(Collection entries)

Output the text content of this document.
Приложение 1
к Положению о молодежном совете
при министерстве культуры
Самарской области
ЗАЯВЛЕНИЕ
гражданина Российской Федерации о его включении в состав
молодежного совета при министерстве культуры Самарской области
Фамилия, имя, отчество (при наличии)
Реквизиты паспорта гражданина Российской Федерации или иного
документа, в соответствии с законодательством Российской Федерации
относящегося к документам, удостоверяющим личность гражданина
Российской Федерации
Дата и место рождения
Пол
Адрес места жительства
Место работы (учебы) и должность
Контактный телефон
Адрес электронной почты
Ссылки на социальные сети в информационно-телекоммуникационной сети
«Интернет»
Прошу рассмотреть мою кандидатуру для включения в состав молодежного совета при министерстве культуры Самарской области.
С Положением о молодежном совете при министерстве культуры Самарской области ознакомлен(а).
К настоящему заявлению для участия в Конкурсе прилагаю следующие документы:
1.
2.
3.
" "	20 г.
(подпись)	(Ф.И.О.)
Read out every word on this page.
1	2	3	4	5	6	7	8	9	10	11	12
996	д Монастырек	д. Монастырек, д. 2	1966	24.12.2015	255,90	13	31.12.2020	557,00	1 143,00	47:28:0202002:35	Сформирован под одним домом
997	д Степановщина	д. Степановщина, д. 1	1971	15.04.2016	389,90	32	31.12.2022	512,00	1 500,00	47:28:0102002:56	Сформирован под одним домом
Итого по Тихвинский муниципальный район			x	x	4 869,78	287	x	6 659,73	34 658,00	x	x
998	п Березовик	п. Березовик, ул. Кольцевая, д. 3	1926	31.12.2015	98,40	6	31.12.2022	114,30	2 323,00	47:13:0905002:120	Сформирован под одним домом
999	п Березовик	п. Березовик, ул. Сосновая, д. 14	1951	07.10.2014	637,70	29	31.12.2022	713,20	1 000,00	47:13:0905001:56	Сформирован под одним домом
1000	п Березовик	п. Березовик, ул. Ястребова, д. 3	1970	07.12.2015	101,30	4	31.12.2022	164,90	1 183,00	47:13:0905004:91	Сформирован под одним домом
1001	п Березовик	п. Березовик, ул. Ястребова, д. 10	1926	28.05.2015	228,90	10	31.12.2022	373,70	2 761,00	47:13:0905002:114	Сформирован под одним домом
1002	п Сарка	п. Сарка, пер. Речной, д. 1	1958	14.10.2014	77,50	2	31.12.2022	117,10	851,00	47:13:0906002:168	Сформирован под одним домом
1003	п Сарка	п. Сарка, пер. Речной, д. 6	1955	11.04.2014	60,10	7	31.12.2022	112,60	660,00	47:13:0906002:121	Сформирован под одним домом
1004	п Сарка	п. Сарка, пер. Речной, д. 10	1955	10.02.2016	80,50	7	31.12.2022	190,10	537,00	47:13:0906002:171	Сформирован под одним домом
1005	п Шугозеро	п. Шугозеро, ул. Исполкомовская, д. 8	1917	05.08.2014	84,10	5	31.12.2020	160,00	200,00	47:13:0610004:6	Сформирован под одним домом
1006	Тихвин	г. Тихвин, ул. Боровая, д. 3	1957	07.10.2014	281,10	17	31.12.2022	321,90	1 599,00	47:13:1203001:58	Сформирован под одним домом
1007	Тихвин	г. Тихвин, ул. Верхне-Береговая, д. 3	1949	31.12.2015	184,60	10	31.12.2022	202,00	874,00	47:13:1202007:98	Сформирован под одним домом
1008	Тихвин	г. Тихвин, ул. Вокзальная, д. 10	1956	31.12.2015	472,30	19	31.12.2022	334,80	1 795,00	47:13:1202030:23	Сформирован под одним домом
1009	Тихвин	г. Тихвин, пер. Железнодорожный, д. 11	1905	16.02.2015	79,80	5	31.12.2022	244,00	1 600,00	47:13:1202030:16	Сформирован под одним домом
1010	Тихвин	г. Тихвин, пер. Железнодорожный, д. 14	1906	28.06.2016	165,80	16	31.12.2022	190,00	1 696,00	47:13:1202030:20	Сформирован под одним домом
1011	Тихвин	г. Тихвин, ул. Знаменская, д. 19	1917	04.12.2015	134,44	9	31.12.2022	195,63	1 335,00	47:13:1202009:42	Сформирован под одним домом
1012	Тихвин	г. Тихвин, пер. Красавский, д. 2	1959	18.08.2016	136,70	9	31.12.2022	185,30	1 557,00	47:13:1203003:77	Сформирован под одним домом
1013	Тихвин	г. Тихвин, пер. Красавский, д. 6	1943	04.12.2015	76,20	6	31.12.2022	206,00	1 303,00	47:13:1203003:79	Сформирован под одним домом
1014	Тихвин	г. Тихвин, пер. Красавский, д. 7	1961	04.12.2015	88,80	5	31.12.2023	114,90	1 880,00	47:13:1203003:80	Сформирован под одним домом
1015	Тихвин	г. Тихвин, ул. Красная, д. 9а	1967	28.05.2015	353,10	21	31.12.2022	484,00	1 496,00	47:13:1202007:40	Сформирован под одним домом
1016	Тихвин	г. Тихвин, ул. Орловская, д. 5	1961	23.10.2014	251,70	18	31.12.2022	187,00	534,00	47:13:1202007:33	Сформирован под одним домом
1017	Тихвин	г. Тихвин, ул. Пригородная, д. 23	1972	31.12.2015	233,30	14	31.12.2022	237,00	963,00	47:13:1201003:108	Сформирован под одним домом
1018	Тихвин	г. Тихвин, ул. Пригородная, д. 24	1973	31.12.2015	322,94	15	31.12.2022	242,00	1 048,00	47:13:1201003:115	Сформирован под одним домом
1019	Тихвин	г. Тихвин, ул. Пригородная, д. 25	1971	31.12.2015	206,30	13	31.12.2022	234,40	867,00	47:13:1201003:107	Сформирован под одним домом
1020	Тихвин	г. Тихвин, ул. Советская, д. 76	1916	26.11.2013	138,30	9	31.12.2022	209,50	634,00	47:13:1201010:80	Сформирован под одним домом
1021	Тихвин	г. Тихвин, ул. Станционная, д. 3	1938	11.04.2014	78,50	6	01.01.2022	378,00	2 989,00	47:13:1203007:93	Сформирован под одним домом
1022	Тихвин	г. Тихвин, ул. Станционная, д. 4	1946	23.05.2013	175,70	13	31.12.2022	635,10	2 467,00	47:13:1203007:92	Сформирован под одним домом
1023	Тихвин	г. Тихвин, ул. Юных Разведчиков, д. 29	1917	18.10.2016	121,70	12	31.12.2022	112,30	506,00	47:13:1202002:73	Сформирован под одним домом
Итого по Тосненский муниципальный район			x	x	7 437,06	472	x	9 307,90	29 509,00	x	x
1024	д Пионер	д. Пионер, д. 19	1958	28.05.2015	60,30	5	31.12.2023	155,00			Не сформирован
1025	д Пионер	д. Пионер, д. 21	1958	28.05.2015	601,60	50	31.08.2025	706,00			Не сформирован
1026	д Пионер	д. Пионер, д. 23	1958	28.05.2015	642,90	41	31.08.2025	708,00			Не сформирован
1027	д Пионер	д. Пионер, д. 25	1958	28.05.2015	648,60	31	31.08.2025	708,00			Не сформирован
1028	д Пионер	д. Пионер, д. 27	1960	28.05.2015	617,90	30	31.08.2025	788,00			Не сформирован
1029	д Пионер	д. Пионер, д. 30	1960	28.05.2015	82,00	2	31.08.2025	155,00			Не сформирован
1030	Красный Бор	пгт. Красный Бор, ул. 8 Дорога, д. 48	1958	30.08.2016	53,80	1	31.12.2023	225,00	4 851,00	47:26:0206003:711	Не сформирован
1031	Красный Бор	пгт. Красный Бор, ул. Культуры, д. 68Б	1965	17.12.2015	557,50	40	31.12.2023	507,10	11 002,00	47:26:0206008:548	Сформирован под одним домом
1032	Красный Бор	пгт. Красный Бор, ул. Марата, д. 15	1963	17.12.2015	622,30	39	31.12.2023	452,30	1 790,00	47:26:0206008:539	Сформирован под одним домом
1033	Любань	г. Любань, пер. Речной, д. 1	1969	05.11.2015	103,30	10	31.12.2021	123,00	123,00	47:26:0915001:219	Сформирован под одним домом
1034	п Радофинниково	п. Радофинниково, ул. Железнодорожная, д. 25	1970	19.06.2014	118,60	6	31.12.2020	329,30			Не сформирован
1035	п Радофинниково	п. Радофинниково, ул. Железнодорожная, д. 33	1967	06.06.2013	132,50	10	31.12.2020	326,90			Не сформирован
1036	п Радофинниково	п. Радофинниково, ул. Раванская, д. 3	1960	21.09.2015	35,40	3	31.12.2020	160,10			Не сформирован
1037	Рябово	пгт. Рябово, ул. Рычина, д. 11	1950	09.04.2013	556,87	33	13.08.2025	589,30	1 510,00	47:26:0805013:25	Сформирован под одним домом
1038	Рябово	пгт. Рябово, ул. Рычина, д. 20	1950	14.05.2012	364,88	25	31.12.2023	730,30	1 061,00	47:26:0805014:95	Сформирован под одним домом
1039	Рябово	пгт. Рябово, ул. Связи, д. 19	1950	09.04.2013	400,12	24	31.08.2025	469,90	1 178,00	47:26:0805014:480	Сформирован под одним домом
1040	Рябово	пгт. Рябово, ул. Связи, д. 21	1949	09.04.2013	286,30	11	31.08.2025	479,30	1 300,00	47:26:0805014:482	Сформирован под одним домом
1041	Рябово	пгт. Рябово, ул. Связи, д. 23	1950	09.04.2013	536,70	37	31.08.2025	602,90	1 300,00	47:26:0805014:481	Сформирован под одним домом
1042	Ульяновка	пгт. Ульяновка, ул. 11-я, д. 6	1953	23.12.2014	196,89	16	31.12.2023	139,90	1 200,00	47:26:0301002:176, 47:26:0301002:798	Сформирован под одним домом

Short task: Go through the entries above and pull out each line with "Самарской" in it.

Response to this exercise:
Самарской области
молодежного совета при министерстве культуры Самарской области
Прошу рассмотреть мою кандидатуру для включения в состав молодежного совета при министерстве культуры Самарской области.
С Положением о молодежном совете при министерстве культуры Самарской области ознакомлен(а).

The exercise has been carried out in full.